Output every entry exactly as written, skipping any pictures.

____________

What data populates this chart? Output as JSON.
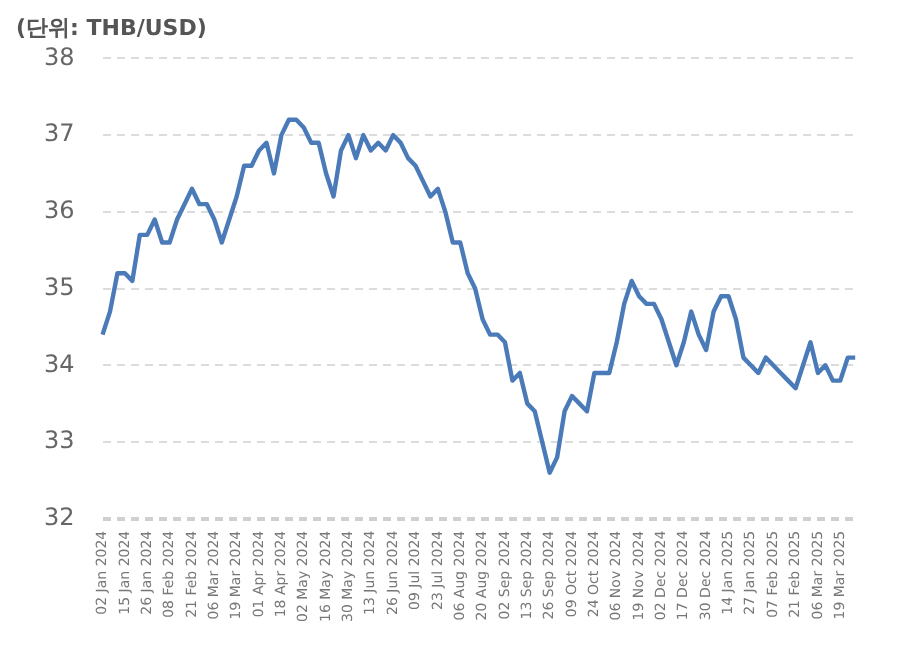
{
  "chart_data": {
    "type": "line",
    "title": "(단위: THB/USD)",
    "categories": [
      "02 Jan 2024",
      null,
      null,
      "15 Jan 2024",
      null,
      null,
      "26 Jan 2024",
      null,
      null,
      "08 Feb 2024",
      null,
      null,
      "21 Feb 2024",
      null,
      null,
      "06 Mar 2024",
      null,
      null,
      "19 Mar 2024",
      null,
      null,
      "01 Apr 2024",
      null,
      null,
      "18 Apr 2024",
      null,
      null,
      "02 May 2024",
      null,
      null,
      "16 May 2024",
      null,
      null,
      "30 May 2024",
      null,
      null,
      "13 Jun 2024",
      null,
      null,
      "26 Jun 2024",
      null,
      null,
      "09 Jul 2024",
      null,
      null,
      "23 Jul 2024",
      null,
      null,
      "06 Aug 2024",
      null,
      null,
      "20 Aug 2024",
      null,
      null,
      "02 Sep 2024",
      null,
      null,
      "13 Sep 2024",
      null,
      null,
      "26 Sep 2024",
      null,
      null,
      "09 Oct 2024",
      null,
      null,
      "24 Oct 2024",
      null,
      null,
      "06 Nov 2024",
      null,
      null,
      "19 Nov 2024",
      null,
      null,
      "02 Dec 2024",
      null,
      null,
      "17 Dec 2024",
      null,
      null,
      "30 Dec 2024",
      null,
      null,
      "14 Jan 2025",
      null,
      null,
      "27 Jan 2025",
      null,
      null,
      "07 Feb 2025",
      null,
      null,
      "21 Feb 2025",
      null,
      null,
      "06 Mar 2025",
      null,
      null,
      "19 Mar 2025",
      null,
      null
    ],
    "series": [
      {
        "color": "#4a7ab8",
        "values": [
          34.4,
          34.7,
          35.2,
          35.2,
          35.1,
          35.7,
          35.7,
          35.9,
          35.6,
          35.6,
          35.9,
          36.1,
          36.3,
          36.1,
          36.1,
          35.9,
          35.6,
          35.9,
          36.2,
          36.6,
          36.6,
          36.8,
          36.9,
          36.5,
          37.0,
          37.2,
          37.2,
          37.1,
          36.9,
          36.9,
          36.5,
          36.2,
          36.8,
          37.0,
          36.7,
          37.0,
          36.8,
          36.9,
          36.8,
          37.0,
          36.9,
          36.7,
          36.6,
          36.4,
          36.2,
          36.3,
          36.0,
          35.6,
          35.6,
          35.2,
          35.0,
          34.6,
          34.4,
          34.4,
          34.3,
          33.8,
          33.9,
          33.5,
          33.4,
          33.0,
          32.6,
          32.8,
          33.4,
          33.6,
          33.5,
          33.4,
          33.9,
          33.9,
          33.9,
          34.3,
          34.8,
          35.1,
          34.9,
          34.8,
          34.8,
          34.6,
          34.3,
          34.0,
          34.3,
          34.7,
          34.4,
          34.2,
          34.7,
          34.9,
          34.9,
          34.6,
          34.1,
          34.0,
          33.9,
          34.1,
          34.0,
          33.9,
          33.8,
          33.7,
          34.0,
          34.3,
          33.9,
          34.0,
          33.8,
          33.8,
          34.1,
          34.1
        ]
      }
    ],
    "ylim": [
      32,
      38
    ],
    "yticks": [
      32,
      33,
      34,
      35,
      36,
      37,
      38
    ],
    "grid": "y",
    "legend": false,
    "marker": "none",
    "line_style": "solid"
  }
}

____________

SOLUTION:
What data populates this chart? Output as JSON.
{
  "chart_data": {
    "type": "line",
    "title": "(단위: THB/USD)",
    "categories": [
      "02 Jan 2024",
      null,
      null,
      "15 Jan 2024",
      null,
      null,
      "26 Jan 2024",
      null,
      null,
      "08 Feb 2024",
      null,
      null,
      "21 Feb 2024",
      null,
      null,
      "06 Mar 2024",
      null,
      null,
      "19 Mar 2024",
      null,
      null,
      "01 Apr 2024",
      null,
      null,
      "18 Apr 2024",
      null,
      null,
      "02 May 2024",
      null,
      null,
      "16 May 2024",
      null,
      null,
      "30 May 2024",
      null,
      null,
      "13 Jun 2024",
      null,
      null,
      "26 Jun 2024",
      null,
      null,
      "09 Jul 2024",
      null,
      null,
      "23 Jul 2024",
      null,
      null,
      "06 Aug 2024",
      null,
      null,
      "20 Aug 2024",
      null,
      null,
      "02 Sep 2024",
      null,
      null,
      "13 Sep 2024",
      null,
      null,
      "26 Sep 2024",
      null,
      null,
      "09 Oct 2024",
      null,
      null,
      "24 Oct 2024",
      null,
      null,
      "06 Nov 2024",
      null,
      null,
      "19 Nov 2024",
      null,
      null,
      "02 Dec 2024",
      null,
      null,
      "17 Dec 2024",
      null,
      null,
      "30 Dec 2024",
      null,
      null,
      "14 Jan 2025",
      null,
      null,
      "27 Jan 2025",
      null,
      null,
      "07 Feb 2025",
      null,
      null,
      "21 Feb 2025",
      null,
      null,
      "06 Mar 2025",
      null,
      null,
      "19 Mar 2025",
      null,
      null
    ],
    "series": [
      {
        "color": "#4a7ab8",
        "values": [
          34.4,
          34.7,
          35.2,
          35.2,
          35.1,
          35.7,
          35.7,
          35.9,
          35.6,
          35.6,
          35.9,
          36.1,
          36.3,
          36.1,
          36.1,
          35.9,
          35.6,
          35.9,
          36.2,
          36.6,
          36.6,
          36.8,
          36.9,
          36.5,
          37.0,
          37.2,
          37.2,
          37.1,
          36.9,
          36.9,
          36.5,
          36.2,
          36.8,
          37.0,
          36.7,
          37.0,
          36.8,
          36.9,
          36.8,
          37.0,
          36.9,
          36.7,
          36.6,
          36.4,
          36.2,
          36.3,
          36.0,
          35.6,
          35.6,
          35.2,
          35.0,
          34.6,
          34.4,
          34.4,
          34.3,
          33.8,
          33.9,
          33.5,
          33.4,
          33.0,
          32.6,
          32.8,
          33.4,
          33.6,
          33.5,
          33.4,
          33.9,
          33.9,
          33.9,
          34.3,
          34.8,
          35.1,
          34.9,
          34.8,
          34.8,
          34.6,
          34.3,
          34.0,
          34.3,
          34.7,
          34.4,
          34.2,
          34.7,
          34.9,
          34.9,
          34.6,
          34.1,
          34.0,
          33.9,
          34.1,
          34.0,
          33.9,
          33.8,
          33.7,
          34.0,
          34.3,
          33.9,
          34.0,
          33.8,
          33.8,
          34.1,
          34.1
        ]
      }
    ],
    "ylim": [
      32,
      38
    ],
    "yticks": [
      32,
      33,
      34,
      35,
      36,
      37,
      38
    ],
    "grid": "y",
    "legend": false,
    "marker": "none",
    "line_style": "solid"
  }
}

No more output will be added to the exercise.